* Exercise prompt
Please answer these questions using the Danica Roem page extract:
1. Who preceded Roem in the Virginia House of Delegates?
2. Which university did she attend?
3. Which cities does her Senate district include?

* Page extract
======

Member of the Virginia Senate from the 30th district
- Incumbent
- Assumed office January 10, 2024
- Preceded by: Adam Ebbin (redistricting)

Member of the Virginia House of Delegates from the 13th district
- In office January 10, 2018 – January 10, 2024
- Preceded by: Bob Marshall
- Succeeded by: Michelle Maldonado (redistricting)

Personal details
- Born: September 30, 1984 (age 41) Manassas, Virginia, U.S.
- Party: Democratic
- Education: St. Bonaventure University (BA)

= Danica Roem =

American journalist and politician

Danica Anthony Roem (/roʊm/ ROHM; born September 30, 1984) is an American journalist and politician who has served in the Virginia Senate since 2024. A Democrat, she represents the 30th district covering part of Prince William County including the cities of Manassas and Manassas Park. She previously served in the Virginia House of Delegates representing the 13th district from 2018-2024.

Elected to the Virginia House of Delegates in 2017, Roem is the first openly transgender person elected to either house of the Virginia General Assembly, and upon her January 2018 swearing-in became the first openly transgender person to be elected and serve in a state legislature in U.S. history. In 2023, she was elected to the Virginia Senate, becoming the first openly transgender person to be elected to a state senate in the Southern United States. Upon her January 2024 swearing-in, she became the first openly transgender person to be elected and serve in both chambers of a state legislature in U.S. history.

======

* Given data
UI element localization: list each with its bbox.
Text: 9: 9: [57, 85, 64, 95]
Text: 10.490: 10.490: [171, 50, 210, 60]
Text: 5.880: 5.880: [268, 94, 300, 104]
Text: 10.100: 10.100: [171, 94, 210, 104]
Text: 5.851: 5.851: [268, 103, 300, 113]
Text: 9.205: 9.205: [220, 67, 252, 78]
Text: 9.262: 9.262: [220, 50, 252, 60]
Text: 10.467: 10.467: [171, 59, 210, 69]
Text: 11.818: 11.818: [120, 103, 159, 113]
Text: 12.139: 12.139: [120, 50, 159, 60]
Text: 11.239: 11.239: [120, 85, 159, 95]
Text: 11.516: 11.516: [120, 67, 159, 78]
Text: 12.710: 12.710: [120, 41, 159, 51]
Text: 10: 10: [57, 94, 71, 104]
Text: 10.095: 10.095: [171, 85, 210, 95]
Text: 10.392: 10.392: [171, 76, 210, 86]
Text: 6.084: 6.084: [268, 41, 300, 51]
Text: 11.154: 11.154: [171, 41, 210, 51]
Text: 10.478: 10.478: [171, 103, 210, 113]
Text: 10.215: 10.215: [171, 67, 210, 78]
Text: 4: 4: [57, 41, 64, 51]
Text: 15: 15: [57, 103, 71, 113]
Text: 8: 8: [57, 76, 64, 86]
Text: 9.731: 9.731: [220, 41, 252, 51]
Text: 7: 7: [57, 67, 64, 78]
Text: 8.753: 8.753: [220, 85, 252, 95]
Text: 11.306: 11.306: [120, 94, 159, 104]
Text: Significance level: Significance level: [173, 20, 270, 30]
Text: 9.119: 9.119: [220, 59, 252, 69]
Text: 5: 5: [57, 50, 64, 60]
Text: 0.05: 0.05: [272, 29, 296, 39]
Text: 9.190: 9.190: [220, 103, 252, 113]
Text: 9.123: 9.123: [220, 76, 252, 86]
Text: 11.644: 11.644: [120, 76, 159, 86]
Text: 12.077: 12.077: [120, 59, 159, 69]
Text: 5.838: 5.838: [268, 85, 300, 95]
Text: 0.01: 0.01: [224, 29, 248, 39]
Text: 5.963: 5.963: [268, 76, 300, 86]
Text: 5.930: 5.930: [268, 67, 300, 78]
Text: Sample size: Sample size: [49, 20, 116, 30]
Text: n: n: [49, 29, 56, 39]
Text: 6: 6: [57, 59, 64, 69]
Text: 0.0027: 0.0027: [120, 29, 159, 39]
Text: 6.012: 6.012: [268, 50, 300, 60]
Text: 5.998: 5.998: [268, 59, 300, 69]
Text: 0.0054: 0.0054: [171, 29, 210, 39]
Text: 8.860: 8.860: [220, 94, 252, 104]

======

* Solution to the problem
1. Bob Marshall
2. St. Bonaventure University
3. Manassas and Manassas Park